Instructions to follow:
The response should contain all of the data below, reproduced exactly, and no pictures.

[Records excerpted from a collection]

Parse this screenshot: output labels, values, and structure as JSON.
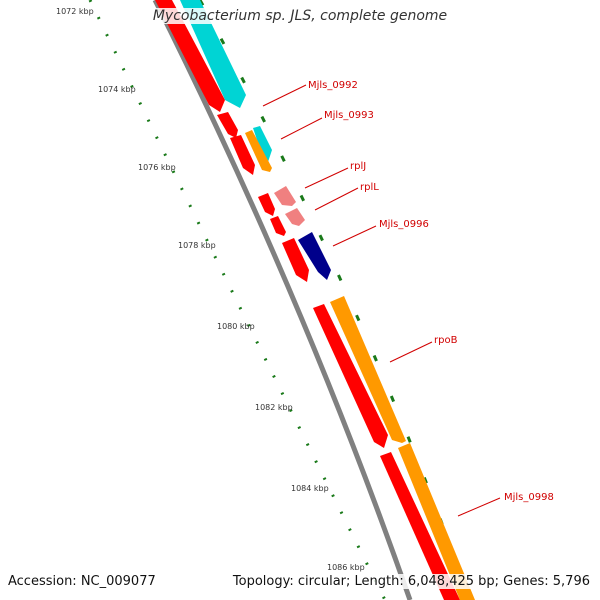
{
  "title": "Mycobacterium sp. JLS, complete genome",
  "footer": {
    "accession": "Accession: NC_009077",
    "summary": "Topology: circular; Length: 6,048,425 bp; Genes: 5,796"
  },
  "ticks": [
    "1072 kbp",
    "1074 kbp",
    "1076 kbp",
    "1078 kbp",
    "1080 kbp",
    "1082 kbp",
    "1084 kbp",
    "1086 kbp"
  ],
  "gene_labels": [
    "Mjls_0992",
    "Mjls_0993",
    "rplJ",
    "rplL",
    "Mjls_0996",
    "rpoB",
    "Mjls_0998"
  ],
  "colors": {
    "red": "#ff0000",
    "cyan": "#00d4d4",
    "orange": "#ff9900",
    "pink": "#f08080",
    "navy": "#00008b",
    "backbone": "#808080",
    "ticks": "#1a7a1a",
    "label": "#d10000"
  }
}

Task response:
Parse this screenshot: output labels, values, and structure as JSON.
{
  "title": "Mycobacterium sp. JLS, complete genome",
  "footer": {
    "accession": "Accession: NC_009077",
    "summary": "Topology: circular; Length: 6,048,425 bp; Genes: 5,796"
  },
  "ticks": [
    "1072 kbp",
    "1074 kbp",
    "1076 kbp",
    "1078 kbp",
    "1080 kbp",
    "1082 kbp",
    "1084 kbp",
    "1086 kbp"
  ],
  "gene_labels": [
    "Mjls_0992",
    "Mjls_0993",
    "rplJ",
    "rplL",
    "Mjls_0996",
    "rpoB",
    "Mjls_0998"
  ],
  "colors": {
    "red": "#ff0000",
    "cyan": "#00d4d4",
    "orange": "#ff9900",
    "pink": "#f08080",
    "navy": "#00008b",
    "backbone": "#808080",
    "ticks": "#1a7a1a",
    "label": "#d10000"
  }
}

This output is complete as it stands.